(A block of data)
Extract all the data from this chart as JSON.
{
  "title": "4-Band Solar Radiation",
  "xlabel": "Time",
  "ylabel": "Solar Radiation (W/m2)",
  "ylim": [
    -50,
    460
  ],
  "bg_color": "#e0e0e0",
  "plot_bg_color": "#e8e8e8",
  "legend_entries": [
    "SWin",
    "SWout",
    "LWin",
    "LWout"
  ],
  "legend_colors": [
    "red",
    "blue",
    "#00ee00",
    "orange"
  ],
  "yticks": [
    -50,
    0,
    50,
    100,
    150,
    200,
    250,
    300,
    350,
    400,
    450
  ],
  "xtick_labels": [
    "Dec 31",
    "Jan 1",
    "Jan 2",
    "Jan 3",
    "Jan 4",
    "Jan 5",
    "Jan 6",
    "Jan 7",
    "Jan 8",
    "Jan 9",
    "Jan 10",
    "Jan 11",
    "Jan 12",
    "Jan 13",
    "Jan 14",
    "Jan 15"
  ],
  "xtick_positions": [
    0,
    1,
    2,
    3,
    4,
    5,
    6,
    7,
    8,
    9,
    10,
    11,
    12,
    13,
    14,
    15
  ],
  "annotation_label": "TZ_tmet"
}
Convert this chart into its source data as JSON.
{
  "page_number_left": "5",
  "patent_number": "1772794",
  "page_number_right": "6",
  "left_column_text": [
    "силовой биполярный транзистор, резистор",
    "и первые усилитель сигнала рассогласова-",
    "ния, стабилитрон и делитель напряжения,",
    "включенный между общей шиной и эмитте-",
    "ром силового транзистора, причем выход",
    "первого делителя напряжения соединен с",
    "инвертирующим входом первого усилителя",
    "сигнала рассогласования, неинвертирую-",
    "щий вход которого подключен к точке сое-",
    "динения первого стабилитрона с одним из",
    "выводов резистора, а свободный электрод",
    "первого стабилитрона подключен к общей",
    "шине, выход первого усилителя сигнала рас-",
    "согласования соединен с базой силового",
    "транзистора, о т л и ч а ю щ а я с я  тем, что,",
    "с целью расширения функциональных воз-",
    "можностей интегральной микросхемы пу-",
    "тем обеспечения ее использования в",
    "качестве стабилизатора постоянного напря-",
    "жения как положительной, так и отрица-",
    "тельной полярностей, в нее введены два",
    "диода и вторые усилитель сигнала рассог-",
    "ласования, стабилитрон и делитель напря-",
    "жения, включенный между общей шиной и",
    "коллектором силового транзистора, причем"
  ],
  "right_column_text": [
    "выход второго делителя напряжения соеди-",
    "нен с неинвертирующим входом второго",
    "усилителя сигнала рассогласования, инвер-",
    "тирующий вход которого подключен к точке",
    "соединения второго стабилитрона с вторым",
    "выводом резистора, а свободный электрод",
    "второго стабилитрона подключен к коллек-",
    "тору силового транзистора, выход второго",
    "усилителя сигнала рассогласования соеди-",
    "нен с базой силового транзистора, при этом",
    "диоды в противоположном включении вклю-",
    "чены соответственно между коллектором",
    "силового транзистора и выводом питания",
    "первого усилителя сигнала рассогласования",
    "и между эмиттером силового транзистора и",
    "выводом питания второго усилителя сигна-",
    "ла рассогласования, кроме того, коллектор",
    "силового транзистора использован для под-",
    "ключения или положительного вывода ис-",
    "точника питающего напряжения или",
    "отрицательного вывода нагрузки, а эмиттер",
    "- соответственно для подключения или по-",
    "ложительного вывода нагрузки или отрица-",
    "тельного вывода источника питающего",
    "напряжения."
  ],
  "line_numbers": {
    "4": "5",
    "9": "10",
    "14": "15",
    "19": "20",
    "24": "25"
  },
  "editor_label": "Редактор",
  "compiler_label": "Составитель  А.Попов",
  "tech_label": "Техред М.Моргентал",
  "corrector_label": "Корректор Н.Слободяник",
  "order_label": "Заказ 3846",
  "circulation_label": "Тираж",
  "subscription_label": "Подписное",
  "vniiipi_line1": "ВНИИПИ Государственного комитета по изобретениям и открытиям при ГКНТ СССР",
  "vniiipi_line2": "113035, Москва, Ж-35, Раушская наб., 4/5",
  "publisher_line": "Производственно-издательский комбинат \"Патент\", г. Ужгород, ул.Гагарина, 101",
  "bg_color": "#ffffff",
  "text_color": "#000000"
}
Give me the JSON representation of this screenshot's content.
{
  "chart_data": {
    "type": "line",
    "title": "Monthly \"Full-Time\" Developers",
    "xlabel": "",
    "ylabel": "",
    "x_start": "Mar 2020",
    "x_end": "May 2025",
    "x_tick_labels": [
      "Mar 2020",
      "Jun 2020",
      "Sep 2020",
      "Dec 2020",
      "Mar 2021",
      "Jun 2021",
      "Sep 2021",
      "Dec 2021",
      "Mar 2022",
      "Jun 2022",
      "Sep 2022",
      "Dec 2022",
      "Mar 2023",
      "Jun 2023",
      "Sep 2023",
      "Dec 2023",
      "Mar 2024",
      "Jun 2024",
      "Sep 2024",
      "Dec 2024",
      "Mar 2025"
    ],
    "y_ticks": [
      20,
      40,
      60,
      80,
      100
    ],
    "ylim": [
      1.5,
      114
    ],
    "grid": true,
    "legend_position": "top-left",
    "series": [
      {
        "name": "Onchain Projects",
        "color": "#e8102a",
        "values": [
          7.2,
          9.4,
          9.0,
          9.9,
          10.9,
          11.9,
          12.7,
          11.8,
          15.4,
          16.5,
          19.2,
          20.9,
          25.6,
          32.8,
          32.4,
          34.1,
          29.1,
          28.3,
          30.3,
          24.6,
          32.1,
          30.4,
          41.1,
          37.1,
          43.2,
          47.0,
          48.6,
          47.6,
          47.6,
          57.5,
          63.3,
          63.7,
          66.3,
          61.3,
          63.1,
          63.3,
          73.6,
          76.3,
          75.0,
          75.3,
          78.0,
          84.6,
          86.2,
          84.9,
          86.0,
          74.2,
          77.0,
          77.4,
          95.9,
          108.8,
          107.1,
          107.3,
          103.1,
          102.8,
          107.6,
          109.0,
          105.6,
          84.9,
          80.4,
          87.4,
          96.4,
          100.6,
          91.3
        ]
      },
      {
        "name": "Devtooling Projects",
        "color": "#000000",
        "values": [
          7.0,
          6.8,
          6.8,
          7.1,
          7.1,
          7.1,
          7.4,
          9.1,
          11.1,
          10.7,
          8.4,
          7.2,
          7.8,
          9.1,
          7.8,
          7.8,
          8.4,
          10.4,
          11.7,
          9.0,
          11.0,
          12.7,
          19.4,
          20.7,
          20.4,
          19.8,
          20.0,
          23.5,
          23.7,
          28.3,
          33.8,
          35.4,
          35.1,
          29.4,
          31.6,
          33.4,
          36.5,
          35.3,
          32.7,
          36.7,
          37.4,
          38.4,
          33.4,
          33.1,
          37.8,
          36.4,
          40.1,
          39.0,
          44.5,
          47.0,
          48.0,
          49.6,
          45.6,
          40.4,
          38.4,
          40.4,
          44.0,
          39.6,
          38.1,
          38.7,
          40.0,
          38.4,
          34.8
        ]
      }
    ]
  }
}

(TASK PROMPT) Pick out every line of the listing containing the word "которого", and show those lines.

(THE SOLUTION)
    "щий вход которого подключен к точке сое-",
    "тирующий вход которого подключен к точке",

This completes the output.